Stored data
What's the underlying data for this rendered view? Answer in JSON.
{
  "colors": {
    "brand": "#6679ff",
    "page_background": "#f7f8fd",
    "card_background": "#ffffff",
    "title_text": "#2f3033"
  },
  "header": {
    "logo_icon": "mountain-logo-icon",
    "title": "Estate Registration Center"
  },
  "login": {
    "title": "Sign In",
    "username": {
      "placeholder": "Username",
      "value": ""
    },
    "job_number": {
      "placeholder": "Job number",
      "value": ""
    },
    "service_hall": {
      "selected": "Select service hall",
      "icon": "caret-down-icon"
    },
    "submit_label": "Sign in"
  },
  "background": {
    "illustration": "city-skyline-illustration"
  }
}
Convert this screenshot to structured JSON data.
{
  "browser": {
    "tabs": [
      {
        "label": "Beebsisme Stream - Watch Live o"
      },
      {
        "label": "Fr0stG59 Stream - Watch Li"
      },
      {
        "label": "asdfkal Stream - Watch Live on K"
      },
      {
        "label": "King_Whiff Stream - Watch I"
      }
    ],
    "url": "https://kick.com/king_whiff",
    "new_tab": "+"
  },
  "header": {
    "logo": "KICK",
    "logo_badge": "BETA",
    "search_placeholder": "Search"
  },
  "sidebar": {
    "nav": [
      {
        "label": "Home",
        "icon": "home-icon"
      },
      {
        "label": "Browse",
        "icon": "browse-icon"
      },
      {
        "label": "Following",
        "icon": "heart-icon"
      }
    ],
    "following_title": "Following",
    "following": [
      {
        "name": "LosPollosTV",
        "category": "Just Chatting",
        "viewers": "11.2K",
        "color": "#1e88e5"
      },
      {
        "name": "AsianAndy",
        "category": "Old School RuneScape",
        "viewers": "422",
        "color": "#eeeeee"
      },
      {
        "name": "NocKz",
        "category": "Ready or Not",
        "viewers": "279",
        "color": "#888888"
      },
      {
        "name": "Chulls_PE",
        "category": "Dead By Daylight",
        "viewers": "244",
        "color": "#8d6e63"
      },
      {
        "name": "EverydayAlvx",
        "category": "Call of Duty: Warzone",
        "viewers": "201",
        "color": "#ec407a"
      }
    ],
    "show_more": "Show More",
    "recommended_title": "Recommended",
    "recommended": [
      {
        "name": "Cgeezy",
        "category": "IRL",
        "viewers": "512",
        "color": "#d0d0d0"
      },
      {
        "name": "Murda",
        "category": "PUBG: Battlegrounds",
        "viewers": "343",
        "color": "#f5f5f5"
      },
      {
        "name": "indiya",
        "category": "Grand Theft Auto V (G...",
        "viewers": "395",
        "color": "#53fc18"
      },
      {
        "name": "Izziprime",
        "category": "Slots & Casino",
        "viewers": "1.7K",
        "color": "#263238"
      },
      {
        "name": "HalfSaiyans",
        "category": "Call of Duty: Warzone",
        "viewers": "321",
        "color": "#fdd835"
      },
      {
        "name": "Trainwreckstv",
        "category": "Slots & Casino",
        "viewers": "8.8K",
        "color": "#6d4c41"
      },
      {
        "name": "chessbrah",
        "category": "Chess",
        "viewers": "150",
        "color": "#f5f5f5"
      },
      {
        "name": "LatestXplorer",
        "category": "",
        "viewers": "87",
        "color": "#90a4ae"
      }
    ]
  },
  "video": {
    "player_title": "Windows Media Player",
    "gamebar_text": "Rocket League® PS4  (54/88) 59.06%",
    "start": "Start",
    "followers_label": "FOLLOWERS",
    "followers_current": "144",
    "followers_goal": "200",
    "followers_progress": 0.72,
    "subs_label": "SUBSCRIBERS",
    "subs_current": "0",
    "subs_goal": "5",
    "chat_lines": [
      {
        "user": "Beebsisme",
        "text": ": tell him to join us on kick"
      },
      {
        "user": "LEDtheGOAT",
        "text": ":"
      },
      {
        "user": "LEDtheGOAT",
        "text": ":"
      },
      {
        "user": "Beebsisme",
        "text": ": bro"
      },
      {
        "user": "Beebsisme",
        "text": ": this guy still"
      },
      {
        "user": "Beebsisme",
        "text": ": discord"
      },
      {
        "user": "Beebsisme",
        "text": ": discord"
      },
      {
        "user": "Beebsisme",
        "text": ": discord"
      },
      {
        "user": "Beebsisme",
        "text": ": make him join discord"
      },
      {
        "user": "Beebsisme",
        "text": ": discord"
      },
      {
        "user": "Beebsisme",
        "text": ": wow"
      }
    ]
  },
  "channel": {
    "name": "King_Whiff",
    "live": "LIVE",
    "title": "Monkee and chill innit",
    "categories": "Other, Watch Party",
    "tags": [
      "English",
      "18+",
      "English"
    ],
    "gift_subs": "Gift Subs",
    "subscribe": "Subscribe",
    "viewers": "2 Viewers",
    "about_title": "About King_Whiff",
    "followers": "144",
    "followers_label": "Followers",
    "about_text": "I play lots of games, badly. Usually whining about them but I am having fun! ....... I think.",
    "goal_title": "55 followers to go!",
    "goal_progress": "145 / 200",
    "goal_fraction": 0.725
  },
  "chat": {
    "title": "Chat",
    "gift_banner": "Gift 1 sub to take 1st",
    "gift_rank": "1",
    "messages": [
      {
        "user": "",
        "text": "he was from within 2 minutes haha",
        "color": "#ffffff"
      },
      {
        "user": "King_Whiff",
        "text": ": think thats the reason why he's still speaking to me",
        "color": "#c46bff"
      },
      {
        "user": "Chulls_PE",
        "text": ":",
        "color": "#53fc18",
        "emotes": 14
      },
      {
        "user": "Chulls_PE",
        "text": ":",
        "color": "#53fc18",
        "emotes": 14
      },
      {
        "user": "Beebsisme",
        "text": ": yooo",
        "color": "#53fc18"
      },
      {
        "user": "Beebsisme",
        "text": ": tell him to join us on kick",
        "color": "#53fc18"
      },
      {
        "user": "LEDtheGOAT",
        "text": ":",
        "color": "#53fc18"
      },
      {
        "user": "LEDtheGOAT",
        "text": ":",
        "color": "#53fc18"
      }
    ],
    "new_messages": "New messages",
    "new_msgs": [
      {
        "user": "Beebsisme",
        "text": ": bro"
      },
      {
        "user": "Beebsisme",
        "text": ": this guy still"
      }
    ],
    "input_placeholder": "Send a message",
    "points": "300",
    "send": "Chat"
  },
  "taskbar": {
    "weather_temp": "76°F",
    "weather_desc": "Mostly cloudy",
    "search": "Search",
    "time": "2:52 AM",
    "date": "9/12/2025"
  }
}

## YOUR TASK
Copy out each record exactly as given, omitting none.

## PROBLEM SOLUTION
What's the underlying data for this rendered view? Answer in JSON.
{
  "colors": {
    "brand": "#6679ff",
    "page_background": "#f7f8fd",
    "card_background": "#ffffff",
    "title_text": "#2f3033"
  },
  "header": {
    "logo_icon": "mountain-logo-icon",
    "title": "Estate Registration Center"
  },
  "login": {
    "title": "Sign In",
    "username": {
      "placeholder": "Username",
      "value": ""
    },
    "job_number": {
      "placeholder": "Job number",
      "value": ""
    },
    "service_hall": {
      "selected": "Select service hall",
      "icon": "caret-down-icon"
    },
    "submit_label": "Sign in"
  },
  "background": {
    "illustration": "city-skyline-illustration"
  }
}
Convert this screenshot to structured JSON data.
{
  "browser": {
    "tabs": [
      {
        "label": "Beebsisme Stream - Watch Live o"
      },
      {
        "label": "Fr0stG59 Stream - Watch Li"
      },
      {
        "label": "asdfkal Stream - Watch Live on K"
      },
      {
        "label": "King_Whiff Stream - Watch I"
      }
    ],
    "url": "https://kick.com/king_whiff",
    "new_tab": "+"
  },
  "header": {
    "logo": "KICK",
    "logo_badge": "BETA",
    "search_placeholder": "Search"
  },
  "sidebar": {
    "nav": [
      {
        "label": "Home",
        "icon": "home-icon"
      },
      {
        "label": "Browse",
        "icon": "browse-icon"
      },
      {
        "label": "Following",
        "icon": "heart-icon"
      }
    ],
    "following_title": "Following",
    "following": [
      {
        "name": "LosPollosTV",
        "category": "Just Chatting",
        "viewers": "11.2K",
        "color": "#1e88e5"
      },
      {
        "name": "AsianAndy",
        "category": "Old School RuneScape",
        "viewers": "422",
        "color": "#eeeeee"
      },
      {
        "name": "NocKz",
        "category": "Ready or Not",
        "viewers": "279",
        "color": "#888888"
      },
      {
        "name": "Chulls_PE",
        "category": "Dead By Daylight",
        "viewers": "244",
        "color": "#8d6e63"
      },
      {
        "name": "EverydayAlvx",
        "category": "Call of Duty: Warzone",
        "viewers": "201",
        "color": "#ec407a"
      }
    ],
    "show_more": "Show More",
    "recommended_title": "Recommended",
    "recommended": [
      {
        "name": "Cgeezy",
        "category": "IRL",
        "viewers": "512",
        "color": "#d0d0d0"
      },
      {
        "name": "Murda",
        "category": "PUBG: Battlegrounds",
        "viewers": "343",
        "color": "#f5f5f5"
      },
      {
        "name": "indiya",
        "category": "Grand Theft Auto V (G...",
        "viewers": "395",
        "color": "#53fc18"
      },
      {
        "name": "Izziprime",
        "category": "Slots & Casino",
        "viewers": "1.7K",
        "color": "#263238"
      },
      {
        "name": "HalfSaiyans",
        "category": "Call of Duty: Warzone",
        "viewers": "321",
        "color": "#fdd835"
      },
      {
        "name": "Trainwreckstv",
        "category": "Slots & Casino",
        "viewers": "8.8K",
        "color": "#6d4c41"
      },
      {
        "name": "chessbrah",
        "category": "Chess",
        "viewers": "150",
        "color": "#f5f5f5"
      },
      {
        "name": "LatestXplorer",
        "category": "",
        "viewers": "87",
        "color": "#90a4ae"
      }
    ]
  },
  "video": {
    "player_title": "Windows Media Player",
    "gamebar_text": "Rocket League® PS4  (54/88) 59.06%",
    "start": "Start",
    "followers_label": "FOLLOWERS",
    "followers_current": "144",
    "followers_goal": "200",
    "followers_progress": 0.72,
    "subs_label": "SUBSCRIBERS",
    "subs_current": "0",
    "subs_goal": "5",
    "chat_lines": [
      {
        "user": "Beebsisme",
        "text": ": tell him to join us on kick"
      },
      {
        "user": "LEDtheGOAT",
        "text": ":"
      },
      {
        "user": "LEDtheGOAT",
        "text": ":"
      },
      {
        "user": "Beebsisme",
        "text": ": bro"
      },
      {
        "user": "Beebsisme",
        "text": ": this guy still"
      },
      {
        "user": "Beebsisme",
        "text": ": discord"
      },
      {
        "user": "Beebsisme",
        "text": ": discord"
      },
      {
        "user": "Beebsisme",
        "text": ": discord"
      },
      {
        "user": "Beebsisme",
        "text": ": make him join discord"
      },
      {
        "user": "Beebsisme",
        "text": ": discord"
      },
      {
        "user": "Beebsisme",
        "text": ": wow"
      }
    ]
  },
  "channel": {
    "name": "King_Whiff",
    "live": "LIVE",
    "title": "Monkee and chill innit",
    "categories": "Other, Watch Party",
    "tags": [
      "English",
      "18+",
      "English"
    ],
    "gift_subs": "Gift Subs",
    "subscribe": "Subscribe",
    "viewers": "2 Viewers",
    "about_title": "About King_Whiff",
    "followers": "144",
    "followers_label": "Followers",
    "about_text": "I play lots of games, badly. Usually whining about them but I am having fun! ....... I think.",
    "goal_title": "55 followers to go!",
    "goal_progress": "145 / 200",
    "goal_fraction": 0.725
  },
  "chat": {
    "title": "Chat",
    "gift_banner": "Gift 1 sub to take 1st",
    "gift_rank": "1",
    "messages": [
      {
        "user": "",
        "text": "he was from within 2 minutes haha",
        "color": "#ffffff"
      },
      {
        "user": "King_Whiff",
        "text": ": think thats the reason why he's still speaking to me",
        "color": "#c46bff"
      },
      {
        "user": "Chulls_PE",
        "text": ":",
        "color": "#53fc18",
        "emotes": 14
      },
      {
        "user": "Chulls_PE",
        "text": ":",
        "color": "#53fc18",
        "emotes": 14
      },
      {
        "user": "Beebsisme",
        "text": ": yooo",
        "color": "#53fc18"
      },
      {
        "user": "Beebsisme",
        "text": ": tell him to join us on kick",
        "color": "#53fc18"
      },
      {
        "user": "LEDtheGOAT",
        "text": ":",
        "color": "#53fc18"
      },
      {
        "user": "LEDtheGOAT",
        "text": ":",
        "color": "#53fc18"
      }
    ],
    "new_messages": "New messages",
    "new_msgs": [
      {
        "user": "Beebsisme",
        "text": ": bro"
      },
      {
        "user": "Beebsisme",
        "text": ": this guy still"
      }
    ],
    "input_placeholder": "Send a message",
    "points": "300",
    "send": "Chat"
  },
  "taskbar": {
    "weather_temp": "76°F",
    "weather_desc": "Mostly cloudy",
    "search": "Search",
    "time": "2:52 AM",
    "date": "9/12/2025"
  }
}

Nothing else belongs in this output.